:: Vorliegender Text
Enormer Aufwand für den Blumenschmuck
Das Ganze sei ein Lernprozess gewesen. Als sie im Jahr 1999 erstmals mit einzelnen geschmückten Kühen an die Ausstellung gingen, hätten diese auf dem Schauplatz bereits den grössten Teil der Blumen verloren gehabt. Mittlerweile hat sich Renate Wettstein viel Wissen angeeignet, welches sie auch schon an andere Landfrauen weitergegeben hat. Die Zürcher Bäuerin wurde zudem schon angefragt, gegen Entschädigung den Blumenschmuck für andere Viehsenten zu erstellen, verzichtete aber darauf. «Würde ich den ganzen Aufwand verrechnen, gäbe das einen horrenden Betrag. Das möchte ich nicht. Zudem fehlt mir auch die Zeit dafür.»
Geschmückte Alpabzüge mit den Wettstein-Kühen
Über 100 Stück Original Braunvieh, wovon 80 Kühe, stehen im Stall des Betriebes Platten. Über die Sommermonate werden aber alle Kühe auf verschiedenen Alpen in unterschiedlichen Regionen gesömmert. Auch bei den jeweiligen Alpabzügen lassen es sich die Wettsteins nicht nehmen, ihr Vieh zu schmücken. Auf Alpen in St. Antönien GR, im Weisstannental SG oder im nidwaldnischen Emmetten zieht das geschmückte Vieh der Familie Wettstein mit dem anderen Alptieren in die Dörfer.
::::
:: Vorliegende Datensätze
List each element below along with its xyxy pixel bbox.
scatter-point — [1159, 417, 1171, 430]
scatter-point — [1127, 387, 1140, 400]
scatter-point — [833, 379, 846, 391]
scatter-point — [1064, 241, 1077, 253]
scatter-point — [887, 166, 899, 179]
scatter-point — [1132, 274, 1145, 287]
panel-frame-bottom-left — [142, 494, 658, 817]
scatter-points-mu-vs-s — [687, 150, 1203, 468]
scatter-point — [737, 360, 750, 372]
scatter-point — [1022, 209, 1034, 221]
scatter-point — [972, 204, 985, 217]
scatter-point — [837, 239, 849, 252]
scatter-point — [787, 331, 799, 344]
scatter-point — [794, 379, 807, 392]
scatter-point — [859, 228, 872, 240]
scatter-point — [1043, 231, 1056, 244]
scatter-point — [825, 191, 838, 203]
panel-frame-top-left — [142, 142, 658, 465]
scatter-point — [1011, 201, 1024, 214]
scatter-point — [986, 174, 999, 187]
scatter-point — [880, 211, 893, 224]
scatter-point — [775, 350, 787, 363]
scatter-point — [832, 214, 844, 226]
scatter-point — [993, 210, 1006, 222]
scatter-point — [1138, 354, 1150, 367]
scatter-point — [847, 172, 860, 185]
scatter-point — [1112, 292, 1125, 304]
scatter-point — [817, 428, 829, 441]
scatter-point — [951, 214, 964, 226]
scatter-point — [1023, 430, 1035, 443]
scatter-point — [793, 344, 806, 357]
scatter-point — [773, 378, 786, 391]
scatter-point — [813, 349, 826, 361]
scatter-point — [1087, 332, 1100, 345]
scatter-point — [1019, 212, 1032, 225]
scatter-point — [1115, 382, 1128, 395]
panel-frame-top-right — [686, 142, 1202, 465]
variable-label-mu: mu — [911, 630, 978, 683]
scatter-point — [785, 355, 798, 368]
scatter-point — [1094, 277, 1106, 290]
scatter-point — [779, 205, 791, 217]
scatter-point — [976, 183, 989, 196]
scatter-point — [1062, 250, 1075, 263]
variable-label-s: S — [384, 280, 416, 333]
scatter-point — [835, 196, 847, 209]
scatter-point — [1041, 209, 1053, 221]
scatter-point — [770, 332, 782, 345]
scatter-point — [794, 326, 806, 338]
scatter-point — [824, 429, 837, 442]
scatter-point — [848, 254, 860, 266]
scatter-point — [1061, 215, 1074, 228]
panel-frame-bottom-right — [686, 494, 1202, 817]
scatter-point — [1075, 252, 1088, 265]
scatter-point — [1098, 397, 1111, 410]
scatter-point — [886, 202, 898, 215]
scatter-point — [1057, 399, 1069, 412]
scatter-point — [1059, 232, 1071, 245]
::::
# Aufgaben
**A)** Wie viele Kühe stehen laut dem Text über den Blumenschmuck der Wettstein-Kühe im Stall des Betriebes Platten?
**B)** Überarbeiten Sie im Text über den Blumenschmuck der Wettstein-Kühe die Passage von „Geschmückte Alpabzüge mit“ bis einschließlich „in die Dörfer.“, indem Sie „Sommermonate“ durch „warmen Monate“ ersetzen.

# Ihre Antworten
**A)** 80 Kühe.

**B)**
Geschmückte Alpabzüge mit den Wettstein-Kühen
Über 100 Stück Original Braunvieh, wovon 80 Kühe, stehen im Stall des Betriebes Platten. Über die warmen Monate werden aber alle Kühe auf verschiedenen Alpen in unterschiedlichen Regionen gesömmert. Auch bei den jeweiligen Alpabzügen lassen es sich die Wettsteins nicht nehmen, ihr Vieh zu schmücken. Auf Alpen in St. Antönien GR, im Weisstannental SG oder im nidwaldnischen Emmetten zieht das geschmückte Vieh der Familie Wettstein mit dem anderen Alptieren in die Dörfer.